- _Challenge_: Locate every line in the records below that contains the word "dialogue", and copy each one.

- _Dataset records_:

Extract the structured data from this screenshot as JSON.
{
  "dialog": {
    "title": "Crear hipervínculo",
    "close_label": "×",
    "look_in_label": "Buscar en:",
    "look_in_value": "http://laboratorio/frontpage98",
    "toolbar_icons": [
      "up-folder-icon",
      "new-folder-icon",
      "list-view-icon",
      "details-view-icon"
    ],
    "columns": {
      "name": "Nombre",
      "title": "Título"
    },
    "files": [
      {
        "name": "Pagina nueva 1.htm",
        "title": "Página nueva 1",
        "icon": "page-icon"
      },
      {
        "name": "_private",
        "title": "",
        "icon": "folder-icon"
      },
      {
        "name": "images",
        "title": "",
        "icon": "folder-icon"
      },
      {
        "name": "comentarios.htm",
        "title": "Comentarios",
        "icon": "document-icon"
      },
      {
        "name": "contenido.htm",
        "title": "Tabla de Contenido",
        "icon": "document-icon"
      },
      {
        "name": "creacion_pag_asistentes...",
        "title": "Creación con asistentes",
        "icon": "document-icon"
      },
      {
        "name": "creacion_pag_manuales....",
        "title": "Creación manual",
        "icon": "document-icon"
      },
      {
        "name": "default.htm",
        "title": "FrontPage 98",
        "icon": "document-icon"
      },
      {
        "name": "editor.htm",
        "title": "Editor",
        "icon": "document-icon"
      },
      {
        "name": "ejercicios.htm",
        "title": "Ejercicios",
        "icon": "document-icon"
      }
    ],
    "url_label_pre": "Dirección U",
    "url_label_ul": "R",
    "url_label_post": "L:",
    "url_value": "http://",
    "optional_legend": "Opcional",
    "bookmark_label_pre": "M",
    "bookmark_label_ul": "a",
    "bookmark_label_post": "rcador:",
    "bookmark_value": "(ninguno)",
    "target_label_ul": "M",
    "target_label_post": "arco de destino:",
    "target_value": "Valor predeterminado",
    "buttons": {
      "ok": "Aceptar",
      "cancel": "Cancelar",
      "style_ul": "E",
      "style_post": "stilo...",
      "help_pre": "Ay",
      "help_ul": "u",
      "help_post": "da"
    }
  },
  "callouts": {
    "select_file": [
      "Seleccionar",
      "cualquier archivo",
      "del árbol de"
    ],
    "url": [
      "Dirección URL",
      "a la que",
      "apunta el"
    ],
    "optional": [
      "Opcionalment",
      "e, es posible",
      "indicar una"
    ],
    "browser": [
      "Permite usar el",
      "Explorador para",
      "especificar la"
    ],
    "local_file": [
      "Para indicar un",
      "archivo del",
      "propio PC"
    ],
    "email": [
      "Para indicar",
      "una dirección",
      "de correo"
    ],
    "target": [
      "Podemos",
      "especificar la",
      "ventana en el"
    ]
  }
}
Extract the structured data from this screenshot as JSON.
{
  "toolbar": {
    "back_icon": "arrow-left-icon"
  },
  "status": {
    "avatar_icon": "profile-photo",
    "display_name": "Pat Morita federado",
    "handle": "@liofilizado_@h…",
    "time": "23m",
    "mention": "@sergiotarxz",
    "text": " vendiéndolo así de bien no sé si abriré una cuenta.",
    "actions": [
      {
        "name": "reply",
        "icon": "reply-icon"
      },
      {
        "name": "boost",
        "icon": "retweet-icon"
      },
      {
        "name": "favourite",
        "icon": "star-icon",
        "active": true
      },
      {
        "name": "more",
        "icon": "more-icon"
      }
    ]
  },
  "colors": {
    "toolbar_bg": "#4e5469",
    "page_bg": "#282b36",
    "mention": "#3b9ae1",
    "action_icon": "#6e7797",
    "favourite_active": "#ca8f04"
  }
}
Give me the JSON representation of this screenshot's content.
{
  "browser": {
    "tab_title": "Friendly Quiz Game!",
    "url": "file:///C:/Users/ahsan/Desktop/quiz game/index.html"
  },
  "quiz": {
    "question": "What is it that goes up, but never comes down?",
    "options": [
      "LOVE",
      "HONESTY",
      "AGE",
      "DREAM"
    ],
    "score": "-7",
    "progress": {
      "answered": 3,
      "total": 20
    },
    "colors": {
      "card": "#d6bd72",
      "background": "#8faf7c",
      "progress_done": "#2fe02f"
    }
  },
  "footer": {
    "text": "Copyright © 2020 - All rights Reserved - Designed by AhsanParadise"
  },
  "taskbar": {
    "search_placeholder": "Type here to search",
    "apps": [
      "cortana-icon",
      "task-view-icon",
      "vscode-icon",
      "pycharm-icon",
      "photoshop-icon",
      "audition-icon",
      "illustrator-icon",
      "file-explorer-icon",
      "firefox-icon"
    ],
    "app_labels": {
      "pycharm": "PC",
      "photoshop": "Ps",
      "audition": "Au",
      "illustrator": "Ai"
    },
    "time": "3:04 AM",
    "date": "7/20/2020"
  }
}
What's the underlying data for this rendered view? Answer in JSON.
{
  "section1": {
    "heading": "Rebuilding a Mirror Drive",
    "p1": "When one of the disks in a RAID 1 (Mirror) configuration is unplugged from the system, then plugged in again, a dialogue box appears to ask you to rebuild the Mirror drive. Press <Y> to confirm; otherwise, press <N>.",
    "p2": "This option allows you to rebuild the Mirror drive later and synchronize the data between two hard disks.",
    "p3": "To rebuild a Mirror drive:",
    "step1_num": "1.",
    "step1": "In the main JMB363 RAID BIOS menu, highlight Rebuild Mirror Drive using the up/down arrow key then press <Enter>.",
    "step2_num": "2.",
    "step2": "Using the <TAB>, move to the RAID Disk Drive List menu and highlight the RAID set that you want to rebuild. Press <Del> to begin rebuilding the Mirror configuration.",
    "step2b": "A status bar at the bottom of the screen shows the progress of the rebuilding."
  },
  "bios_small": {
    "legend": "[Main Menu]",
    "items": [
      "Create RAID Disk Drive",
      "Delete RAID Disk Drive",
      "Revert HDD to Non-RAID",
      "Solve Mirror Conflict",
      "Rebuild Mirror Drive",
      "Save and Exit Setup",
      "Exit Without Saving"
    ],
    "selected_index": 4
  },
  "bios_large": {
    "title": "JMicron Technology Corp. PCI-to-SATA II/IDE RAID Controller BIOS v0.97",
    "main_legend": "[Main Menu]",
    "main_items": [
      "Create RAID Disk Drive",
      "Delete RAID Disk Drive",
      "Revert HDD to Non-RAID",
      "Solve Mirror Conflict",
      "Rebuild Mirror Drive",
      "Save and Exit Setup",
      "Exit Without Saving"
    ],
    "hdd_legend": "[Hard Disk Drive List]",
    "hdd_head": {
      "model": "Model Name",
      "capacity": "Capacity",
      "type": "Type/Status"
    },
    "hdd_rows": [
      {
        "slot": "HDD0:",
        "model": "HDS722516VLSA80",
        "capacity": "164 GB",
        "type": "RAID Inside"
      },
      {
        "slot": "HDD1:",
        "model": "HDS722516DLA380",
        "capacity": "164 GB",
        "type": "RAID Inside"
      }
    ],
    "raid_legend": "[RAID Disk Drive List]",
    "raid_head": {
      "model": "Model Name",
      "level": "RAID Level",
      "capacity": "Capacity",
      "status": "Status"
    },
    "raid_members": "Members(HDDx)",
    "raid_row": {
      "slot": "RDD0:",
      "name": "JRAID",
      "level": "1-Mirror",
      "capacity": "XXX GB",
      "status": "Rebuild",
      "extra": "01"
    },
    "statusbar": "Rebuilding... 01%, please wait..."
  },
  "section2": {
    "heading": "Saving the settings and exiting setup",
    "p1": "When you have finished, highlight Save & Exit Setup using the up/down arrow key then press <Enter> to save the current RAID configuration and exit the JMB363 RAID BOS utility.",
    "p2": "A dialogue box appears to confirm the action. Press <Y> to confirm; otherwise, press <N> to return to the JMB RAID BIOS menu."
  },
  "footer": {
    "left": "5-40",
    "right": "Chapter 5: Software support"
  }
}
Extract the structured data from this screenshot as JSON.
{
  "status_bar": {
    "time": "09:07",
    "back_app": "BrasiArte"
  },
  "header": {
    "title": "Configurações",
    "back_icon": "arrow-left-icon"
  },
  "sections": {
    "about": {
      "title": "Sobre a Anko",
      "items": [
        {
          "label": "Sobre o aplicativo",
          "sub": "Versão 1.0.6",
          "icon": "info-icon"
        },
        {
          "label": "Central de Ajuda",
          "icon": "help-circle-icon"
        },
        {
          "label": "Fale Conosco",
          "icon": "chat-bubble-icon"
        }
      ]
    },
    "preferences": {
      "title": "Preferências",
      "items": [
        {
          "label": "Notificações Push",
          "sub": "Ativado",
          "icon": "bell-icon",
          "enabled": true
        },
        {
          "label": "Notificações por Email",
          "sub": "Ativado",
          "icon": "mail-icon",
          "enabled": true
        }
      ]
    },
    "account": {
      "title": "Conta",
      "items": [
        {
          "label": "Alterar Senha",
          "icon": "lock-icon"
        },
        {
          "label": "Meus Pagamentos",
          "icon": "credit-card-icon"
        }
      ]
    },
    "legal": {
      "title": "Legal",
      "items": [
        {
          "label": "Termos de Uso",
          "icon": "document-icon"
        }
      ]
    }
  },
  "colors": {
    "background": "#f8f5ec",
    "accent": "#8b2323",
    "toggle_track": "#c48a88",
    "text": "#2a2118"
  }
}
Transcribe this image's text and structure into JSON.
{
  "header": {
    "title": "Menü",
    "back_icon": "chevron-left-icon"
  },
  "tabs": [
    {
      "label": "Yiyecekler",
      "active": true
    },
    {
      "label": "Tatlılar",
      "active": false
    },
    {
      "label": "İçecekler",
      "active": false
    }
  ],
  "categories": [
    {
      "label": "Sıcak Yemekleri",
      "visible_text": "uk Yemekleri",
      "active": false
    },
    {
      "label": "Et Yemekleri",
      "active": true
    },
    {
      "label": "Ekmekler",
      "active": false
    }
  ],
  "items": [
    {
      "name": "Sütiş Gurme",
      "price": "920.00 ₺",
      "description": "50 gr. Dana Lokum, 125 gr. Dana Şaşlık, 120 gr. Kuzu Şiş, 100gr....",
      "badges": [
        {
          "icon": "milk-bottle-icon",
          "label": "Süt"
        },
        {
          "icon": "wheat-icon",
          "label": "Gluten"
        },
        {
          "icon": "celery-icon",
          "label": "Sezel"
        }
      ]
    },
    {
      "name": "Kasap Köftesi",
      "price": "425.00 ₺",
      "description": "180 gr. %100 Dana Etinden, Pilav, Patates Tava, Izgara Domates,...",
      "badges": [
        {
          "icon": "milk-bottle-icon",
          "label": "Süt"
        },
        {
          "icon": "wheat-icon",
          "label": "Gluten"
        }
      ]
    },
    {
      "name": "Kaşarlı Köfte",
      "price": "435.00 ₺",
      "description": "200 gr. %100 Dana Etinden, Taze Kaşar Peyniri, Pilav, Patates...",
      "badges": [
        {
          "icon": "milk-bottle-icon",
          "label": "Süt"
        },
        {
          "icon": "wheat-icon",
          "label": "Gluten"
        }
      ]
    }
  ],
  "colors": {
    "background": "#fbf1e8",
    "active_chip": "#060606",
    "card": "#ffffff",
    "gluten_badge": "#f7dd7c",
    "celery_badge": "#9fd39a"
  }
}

- _Exercise result_:
    "p1": "When one of the disks in a RAID 1 (Mirror) configuration is unplugged from the system, then plugged in again, a dialogue box appears to ask you to rebuild the Mirror drive. Press <Y> to confirm; otherwise, press <N>.",
    "p2": "A dialogue box appears to confirm the action. Press <Y> to confirm; otherwise, press <N> to return to the JMB RAID BIOS menu."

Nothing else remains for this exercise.